Data records:

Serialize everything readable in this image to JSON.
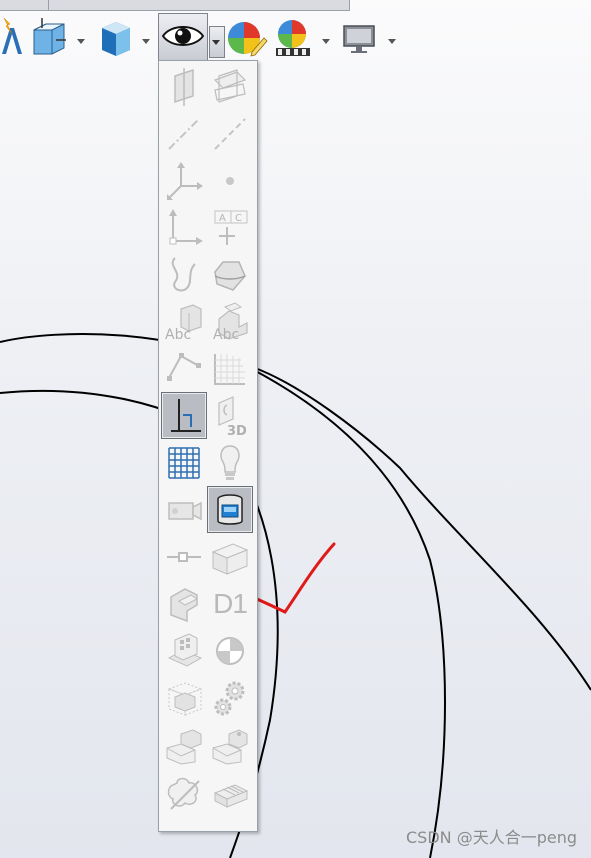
{
  "toolbar": {
    "items": [
      {
        "name": "sketch-text-icon"
      },
      {
        "name": "view-orientation-icon"
      },
      {
        "name": "display-style-icon"
      },
      {
        "name": "hide-show-items-icon"
      },
      {
        "name": "edit-appearance-icon"
      },
      {
        "name": "apply-scene-icon"
      },
      {
        "name": "view-settings-icon"
      }
    ]
  },
  "flyout": {
    "items": [
      "view-planes-icon",
      "view-all-planes-icon",
      "view-axes-icon",
      "view-temporary-axes-icon",
      "view-origins-icon",
      "view-points-icon",
      "view-coordinate-systems-icon",
      "view-annotation-icon",
      "view-curves-icon",
      "view-parting-lines-icon",
      "view-sketches-abc-icon",
      "view-3d-sketch-abc-icon",
      "view-sketch-relations-icon",
      "view-grid-icon",
      "view-sketch-dimensions-icon",
      "view-3d-sketch-planes-icon",
      "view-sketch-grid-icon",
      "view-lights-icon",
      "view-cameras-icon",
      "view-decals-icon",
      "view-routing-points-icon",
      "view-weld-beads-icon",
      "view-feature-dimensions-icon",
      "view-dimension-names-icon",
      "view-sensors-icon",
      "view-center-of-mass-icon",
      "view-bounding-box-icon",
      "view-gears-icon",
      "view-mates-icon",
      "view-mate-references-icon",
      "view-sketch-picture-icon",
      "view-cosmetic-threads-icon"
    ],
    "labels": {
      "sketch_abc": "Abc",
      "sketch3d_abc": "Abc",
      "annotation_a": "A",
      "annotation_c": "C",
      "plane_3d": "3D",
      "dimension_names": "D1"
    },
    "active": [
      "view-sketch-dimensions-icon",
      "view-decals-icon"
    ]
  },
  "watermark": "CSDN @天人合一peng"
}
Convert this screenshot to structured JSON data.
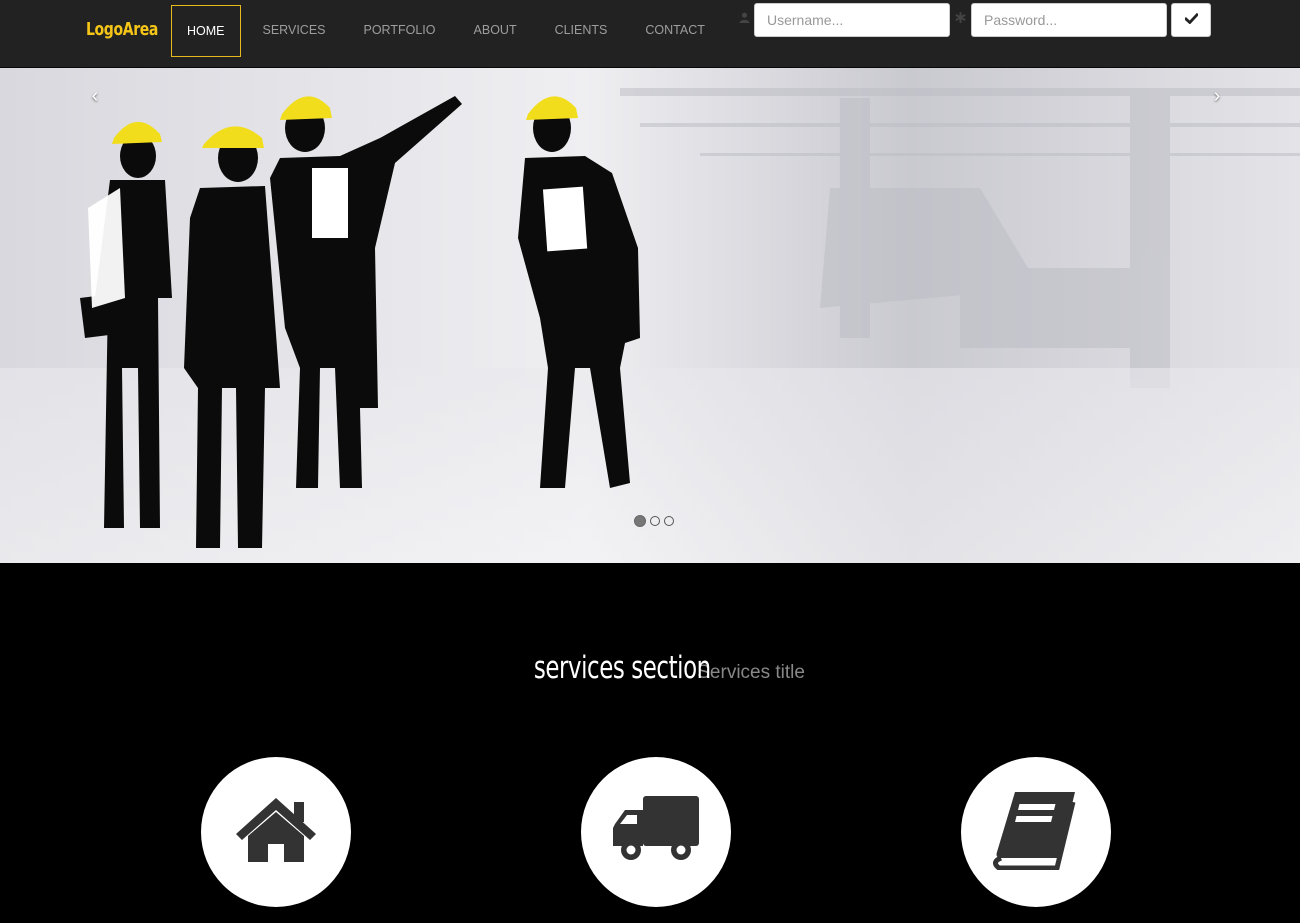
{
  "brand": {
    "name": "LogoArea",
    "color": "#f5c518"
  },
  "nav": {
    "items": [
      {
        "label": "HOME",
        "active": true
      },
      {
        "label": "SERVICES",
        "active": false
      },
      {
        "label": "PORTFOLIO",
        "active": false
      },
      {
        "label": "ABOUT",
        "active": false
      },
      {
        "label": "CLIENTS",
        "active": false
      },
      {
        "label": "CONTACT",
        "active": false
      }
    ]
  },
  "login": {
    "username_placeholder": "Username...",
    "password_placeholder": "Password...",
    "username_icon": "user-icon",
    "password_icon": "asterisk-icon",
    "submit_icon": "check-icon"
  },
  "carousel": {
    "prev_icon": "chevron-left-icon",
    "next_icon": "chevron-right-icon",
    "prev_glyph": "‹",
    "next_glyph": "›",
    "slides": 3,
    "active_slide": 1
  },
  "services": {
    "title": "services section",
    "subtitle": "Services title",
    "items": [
      {
        "icon": "home-icon"
      },
      {
        "icon": "truck-icon"
      },
      {
        "icon": "book-icon"
      }
    ]
  },
  "colors": {
    "accent": "#e5b81c",
    "navbar": "#222222",
    "background": "#000000"
  }
}
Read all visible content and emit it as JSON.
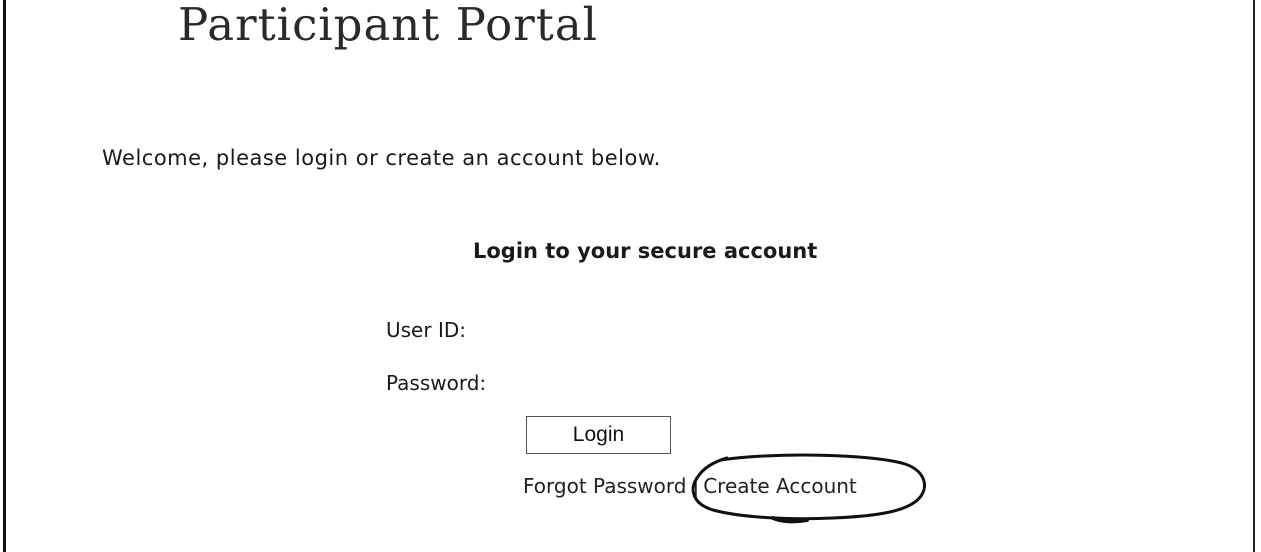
{
  "header": {
    "title": "Participant Portal"
  },
  "main": {
    "welcome_text": "Welcome, please login or create an account below.",
    "login_heading": "Login to your secure account",
    "user_id_label": "User ID:",
    "password_label": "Password:",
    "user_id_value": "",
    "password_value": "",
    "login_button_label": "Login",
    "forgot_password_link": "Forgot Password",
    "separator": "|",
    "create_account_link": "Create Account"
  },
  "colors": {
    "text": "#1a1a1a",
    "annotation_ink": "#111111"
  },
  "icons": {
    "annotation": "hand-drawn-circle"
  }
}
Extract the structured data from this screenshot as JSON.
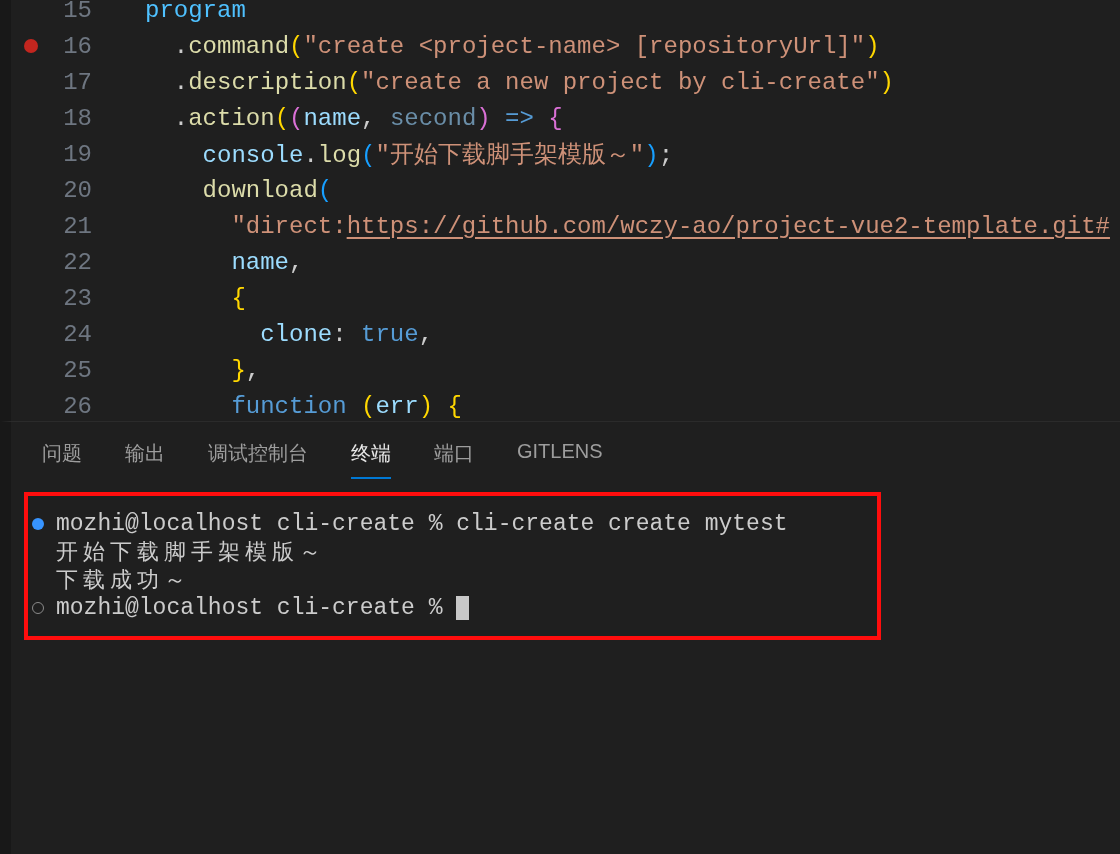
{
  "editor": {
    "lines": [
      {
        "number": "15",
        "breakpoint": false,
        "tokens": [
          {
            "text": "program",
            "kind": "var"
          }
        ]
      },
      {
        "number": "16",
        "breakpoint": true,
        "tokens": [
          {
            "text": "  .",
            "kind": "punct"
          },
          {
            "text": "command",
            "kind": "method"
          },
          {
            "text": "(",
            "kind": "bracket1"
          },
          {
            "text": "\"create <project-name> [repositoryUrl]\"",
            "kind": "string"
          },
          {
            "text": ")",
            "kind": "bracket1"
          }
        ]
      },
      {
        "number": "17",
        "breakpoint": false,
        "tokens": [
          {
            "text": "  .",
            "kind": "punct"
          },
          {
            "text": "description",
            "kind": "method"
          },
          {
            "text": "(",
            "kind": "bracket1"
          },
          {
            "text": "\"create a new project by cli-create\"",
            "kind": "string"
          },
          {
            "text": ")",
            "kind": "bracket1"
          }
        ]
      },
      {
        "number": "18",
        "breakpoint": false,
        "tokens": [
          {
            "text": "  .",
            "kind": "punct"
          },
          {
            "text": "action",
            "kind": "method"
          },
          {
            "text": "(",
            "kind": "bracket1"
          },
          {
            "text": "(",
            "kind": "bracket2"
          },
          {
            "text": "name",
            "kind": "param"
          },
          {
            "text": ", ",
            "kind": "punct"
          },
          {
            "text": "second",
            "kind": "unused"
          },
          {
            "text": ")",
            "kind": "bracket2"
          },
          {
            "text": " => ",
            "kind": "keyword"
          },
          {
            "text": "{",
            "kind": "bracket2"
          }
        ]
      },
      {
        "number": "19",
        "breakpoint": false,
        "tokens": [
          {
            "text": "    console",
            "kind": "param"
          },
          {
            "text": ".",
            "kind": "punct"
          },
          {
            "text": "log",
            "kind": "method"
          },
          {
            "text": "(",
            "kind": "bracket3"
          },
          {
            "text": "\"开始下载脚手架模版～\"",
            "kind": "string"
          },
          {
            "text": ")",
            "kind": "bracket3"
          },
          {
            "text": ";",
            "kind": "punct"
          }
        ]
      },
      {
        "number": "20",
        "breakpoint": false,
        "tokens": [
          {
            "text": "    download",
            "kind": "method"
          },
          {
            "text": "(",
            "kind": "bracket3"
          }
        ]
      },
      {
        "number": "21",
        "breakpoint": false,
        "tokens": [
          {
            "text": "      \"direct:",
            "kind": "string"
          },
          {
            "text": "https://github.com/wczy-ao/project-vue2-template.git#",
            "kind": "link"
          }
        ]
      },
      {
        "number": "22",
        "breakpoint": false,
        "tokens": [
          {
            "text": "      name",
            "kind": "param"
          },
          {
            "text": ",",
            "kind": "punct"
          }
        ]
      },
      {
        "number": "23",
        "breakpoint": false,
        "tokens": [
          {
            "text": "      {",
            "kind": "bracket1"
          }
        ]
      },
      {
        "number": "24",
        "breakpoint": false,
        "tokens": [
          {
            "text": "        clone",
            "kind": "param"
          },
          {
            "text": ": ",
            "kind": "punct"
          },
          {
            "text": "true",
            "kind": "keyword"
          },
          {
            "text": ",",
            "kind": "punct"
          }
        ]
      },
      {
        "number": "25",
        "breakpoint": false,
        "tokens": [
          {
            "text": "      }",
            "kind": "bracket1"
          },
          {
            "text": ",",
            "kind": "punct"
          }
        ]
      },
      {
        "number": "26",
        "breakpoint": false,
        "tokens": [
          {
            "text": "      function",
            "kind": "keyword"
          },
          {
            "text": " (",
            "kind": "bracket1"
          },
          {
            "text": "err",
            "kind": "param"
          },
          {
            "text": ") {",
            "kind": "bracket1"
          }
        ]
      }
    ]
  },
  "panel": {
    "tabs": [
      {
        "label": "问题",
        "selected": false
      },
      {
        "label": "输出",
        "selected": false
      },
      {
        "label": "调试控制台",
        "selected": false
      },
      {
        "label": "终端",
        "selected": true
      },
      {
        "label": "端口",
        "selected": false
      },
      {
        "label": "GITLENS",
        "selected": false
      }
    ],
    "terminal": {
      "lines": [
        {
          "kind": "prompt",
          "completed": true,
          "text": "mozhi@localhost cli-create % cli-create create mytest",
          "cursor": false
        },
        {
          "kind": "output",
          "text": "开始下载脚手架模版～"
        },
        {
          "kind": "output",
          "text": "下载成功～"
        },
        {
          "kind": "prompt",
          "completed": false,
          "text": "mozhi@localhost cli-create %",
          "cursor": true
        }
      ]
    }
  }
}
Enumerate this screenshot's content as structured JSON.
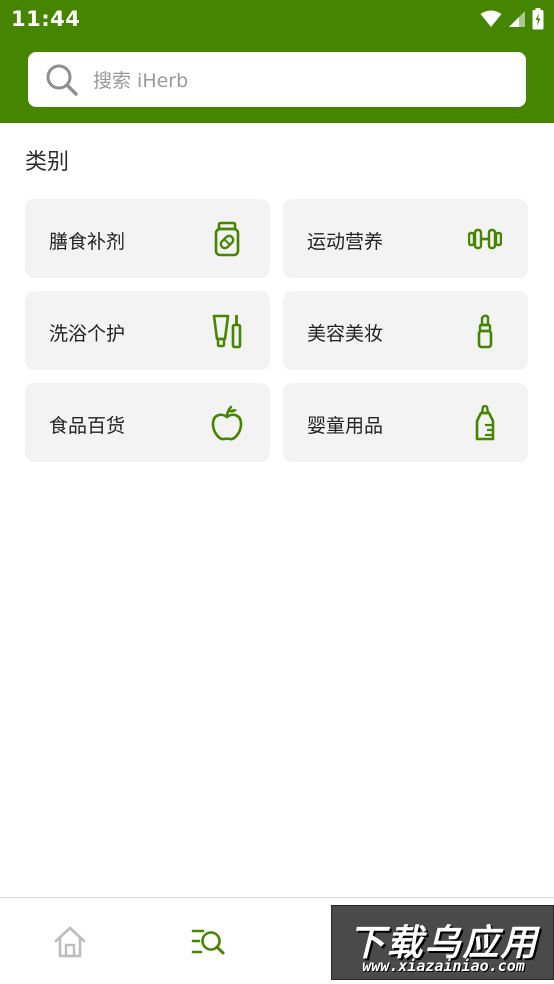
{
  "status_bar": {
    "time": "11:44"
  },
  "search": {
    "placeholder": "搜索 iHerb"
  },
  "section": {
    "title": "类别"
  },
  "categories": [
    {
      "label": "膳食补剂",
      "icon": "supplement-jar-icon"
    },
    {
      "label": "运动营养",
      "icon": "dumbbell-icon"
    },
    {
      "label": "洗浴个护",
      "icon": "tube-bottle-icon"
    },
    {
      "label": "美容美妆",
      "icon": "lipstick-icon"
    },
    {
      "label": "食品百货",
      "icon": "apple-icon"
    },
    {
      "label": "婴童用品",
      "icon": "baby-bottle-icon"
    }
  ],
  "bottom_nav": {
    "items": [
      {
        "icon": "home-icon",
        "active": false
      },
      {
        "icon": "category-search-icon",
        "active": true
      }
    ]
  },
  "watermark": {
    "main": "下载乌应用",
    "sub": "www.xiazainiao.com"
  },
  "colors": {
    "brand_green": "#458500",
    "card_bg": "#f3f3f3",
    "inactive_icon": "#bdbdbd"
  }
}
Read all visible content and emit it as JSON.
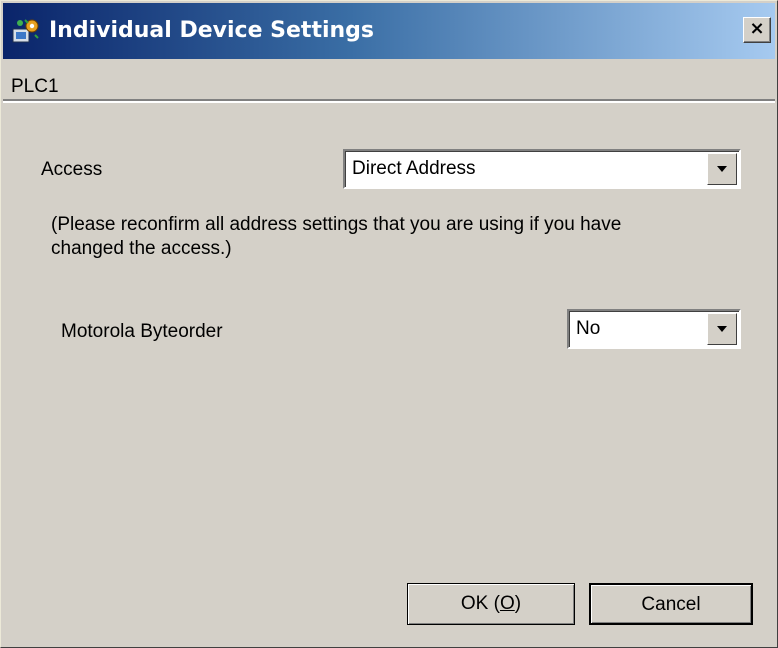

Task goal: Copy each line of the data above that holds "this".

Task result:
Serialize everything readable in this image to JSON.
Convert this screenshot to structured JSON data.
Extract the structured data from this screenshot as JSON.
Enumerate this screenshot's content as structured JSON.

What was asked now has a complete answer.